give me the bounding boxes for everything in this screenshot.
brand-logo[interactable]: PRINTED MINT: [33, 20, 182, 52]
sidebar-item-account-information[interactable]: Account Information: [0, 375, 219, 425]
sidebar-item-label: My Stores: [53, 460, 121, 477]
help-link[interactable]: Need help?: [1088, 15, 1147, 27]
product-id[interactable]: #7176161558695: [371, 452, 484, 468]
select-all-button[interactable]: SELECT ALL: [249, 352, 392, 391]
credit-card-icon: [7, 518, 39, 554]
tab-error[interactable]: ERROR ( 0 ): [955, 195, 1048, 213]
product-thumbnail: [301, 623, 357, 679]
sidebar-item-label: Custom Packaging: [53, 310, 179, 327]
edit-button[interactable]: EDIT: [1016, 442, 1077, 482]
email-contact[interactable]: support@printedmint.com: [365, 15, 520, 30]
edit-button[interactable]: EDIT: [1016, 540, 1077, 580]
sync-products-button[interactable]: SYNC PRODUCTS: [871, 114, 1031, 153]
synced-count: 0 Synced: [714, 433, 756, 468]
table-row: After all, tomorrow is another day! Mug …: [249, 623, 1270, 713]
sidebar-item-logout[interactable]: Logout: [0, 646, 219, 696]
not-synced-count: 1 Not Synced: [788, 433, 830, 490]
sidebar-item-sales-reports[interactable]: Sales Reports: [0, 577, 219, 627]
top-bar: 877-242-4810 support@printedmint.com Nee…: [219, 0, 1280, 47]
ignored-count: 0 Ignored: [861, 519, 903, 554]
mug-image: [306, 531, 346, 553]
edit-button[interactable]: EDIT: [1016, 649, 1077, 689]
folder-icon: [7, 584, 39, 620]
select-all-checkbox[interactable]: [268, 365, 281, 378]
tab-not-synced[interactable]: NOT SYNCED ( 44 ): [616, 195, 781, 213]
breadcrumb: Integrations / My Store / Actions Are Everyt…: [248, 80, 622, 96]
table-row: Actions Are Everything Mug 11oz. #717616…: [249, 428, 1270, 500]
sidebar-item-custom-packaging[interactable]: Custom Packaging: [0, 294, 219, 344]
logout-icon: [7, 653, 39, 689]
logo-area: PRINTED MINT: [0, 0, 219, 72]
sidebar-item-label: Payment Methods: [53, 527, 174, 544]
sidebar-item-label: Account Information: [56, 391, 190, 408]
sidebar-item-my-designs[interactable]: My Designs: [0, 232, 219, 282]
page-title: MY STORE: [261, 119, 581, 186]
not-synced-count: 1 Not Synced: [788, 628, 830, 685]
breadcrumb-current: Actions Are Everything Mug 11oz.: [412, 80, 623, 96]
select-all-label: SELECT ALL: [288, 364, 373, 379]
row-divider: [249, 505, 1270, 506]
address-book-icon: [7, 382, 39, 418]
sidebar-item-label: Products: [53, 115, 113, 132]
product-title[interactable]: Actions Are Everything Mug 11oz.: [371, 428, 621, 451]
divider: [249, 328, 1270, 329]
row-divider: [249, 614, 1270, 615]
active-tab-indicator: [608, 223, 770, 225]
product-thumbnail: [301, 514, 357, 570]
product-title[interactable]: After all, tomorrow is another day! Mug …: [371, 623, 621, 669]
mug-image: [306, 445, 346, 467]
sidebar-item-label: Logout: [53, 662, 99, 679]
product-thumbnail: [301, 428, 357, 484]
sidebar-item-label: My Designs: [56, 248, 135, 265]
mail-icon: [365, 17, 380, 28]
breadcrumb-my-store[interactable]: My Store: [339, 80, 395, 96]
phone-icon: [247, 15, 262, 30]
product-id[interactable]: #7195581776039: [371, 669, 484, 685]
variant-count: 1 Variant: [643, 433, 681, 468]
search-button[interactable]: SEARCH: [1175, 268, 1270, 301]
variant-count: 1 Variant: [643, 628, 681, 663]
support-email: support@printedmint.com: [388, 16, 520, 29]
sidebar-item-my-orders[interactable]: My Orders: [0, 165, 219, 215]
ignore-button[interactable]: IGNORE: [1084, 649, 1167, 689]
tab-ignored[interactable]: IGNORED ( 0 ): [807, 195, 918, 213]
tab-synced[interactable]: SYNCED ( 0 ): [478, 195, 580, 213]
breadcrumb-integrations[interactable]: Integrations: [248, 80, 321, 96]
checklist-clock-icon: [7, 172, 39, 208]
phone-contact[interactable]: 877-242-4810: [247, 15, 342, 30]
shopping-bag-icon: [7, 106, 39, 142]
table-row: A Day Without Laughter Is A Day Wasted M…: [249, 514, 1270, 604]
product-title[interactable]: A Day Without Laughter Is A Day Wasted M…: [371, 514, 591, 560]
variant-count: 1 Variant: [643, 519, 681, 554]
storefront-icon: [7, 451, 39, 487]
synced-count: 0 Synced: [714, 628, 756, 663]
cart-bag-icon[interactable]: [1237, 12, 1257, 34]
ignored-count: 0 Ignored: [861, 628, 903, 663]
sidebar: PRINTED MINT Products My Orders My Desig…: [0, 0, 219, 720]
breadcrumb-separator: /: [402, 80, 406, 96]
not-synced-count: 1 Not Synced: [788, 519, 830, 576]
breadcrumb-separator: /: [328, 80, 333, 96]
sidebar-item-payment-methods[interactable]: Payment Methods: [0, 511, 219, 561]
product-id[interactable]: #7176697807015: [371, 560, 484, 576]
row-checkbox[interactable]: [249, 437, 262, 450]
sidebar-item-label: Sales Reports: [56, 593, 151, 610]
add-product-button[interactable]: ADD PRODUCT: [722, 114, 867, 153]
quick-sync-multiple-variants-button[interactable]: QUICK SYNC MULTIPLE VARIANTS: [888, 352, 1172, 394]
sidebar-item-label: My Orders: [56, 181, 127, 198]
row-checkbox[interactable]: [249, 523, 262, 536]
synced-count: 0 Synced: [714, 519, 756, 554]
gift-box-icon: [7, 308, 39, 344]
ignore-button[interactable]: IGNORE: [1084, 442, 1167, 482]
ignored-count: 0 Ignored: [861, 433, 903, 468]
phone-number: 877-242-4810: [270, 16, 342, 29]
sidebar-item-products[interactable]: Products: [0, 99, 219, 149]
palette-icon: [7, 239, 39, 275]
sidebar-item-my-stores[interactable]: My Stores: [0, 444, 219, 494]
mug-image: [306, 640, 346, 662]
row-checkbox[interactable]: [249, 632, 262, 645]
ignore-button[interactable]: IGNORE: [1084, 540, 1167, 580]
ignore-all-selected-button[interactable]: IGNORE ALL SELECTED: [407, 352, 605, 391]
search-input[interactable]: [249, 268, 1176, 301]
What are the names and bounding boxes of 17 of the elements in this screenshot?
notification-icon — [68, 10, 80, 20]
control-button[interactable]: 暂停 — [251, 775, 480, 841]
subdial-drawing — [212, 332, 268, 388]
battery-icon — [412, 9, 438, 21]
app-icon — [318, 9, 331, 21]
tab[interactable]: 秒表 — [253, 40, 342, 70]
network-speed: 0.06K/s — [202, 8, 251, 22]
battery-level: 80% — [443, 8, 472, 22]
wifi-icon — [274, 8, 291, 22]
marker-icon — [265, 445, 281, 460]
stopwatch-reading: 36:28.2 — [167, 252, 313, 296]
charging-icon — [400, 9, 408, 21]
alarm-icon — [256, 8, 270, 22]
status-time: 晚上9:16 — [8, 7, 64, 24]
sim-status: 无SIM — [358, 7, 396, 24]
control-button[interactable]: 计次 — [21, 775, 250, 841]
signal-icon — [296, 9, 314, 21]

> **Exercise instructions**: Count the lines in the records above that contain the string "Designs". Give only the number.

> **Exercise result**: 2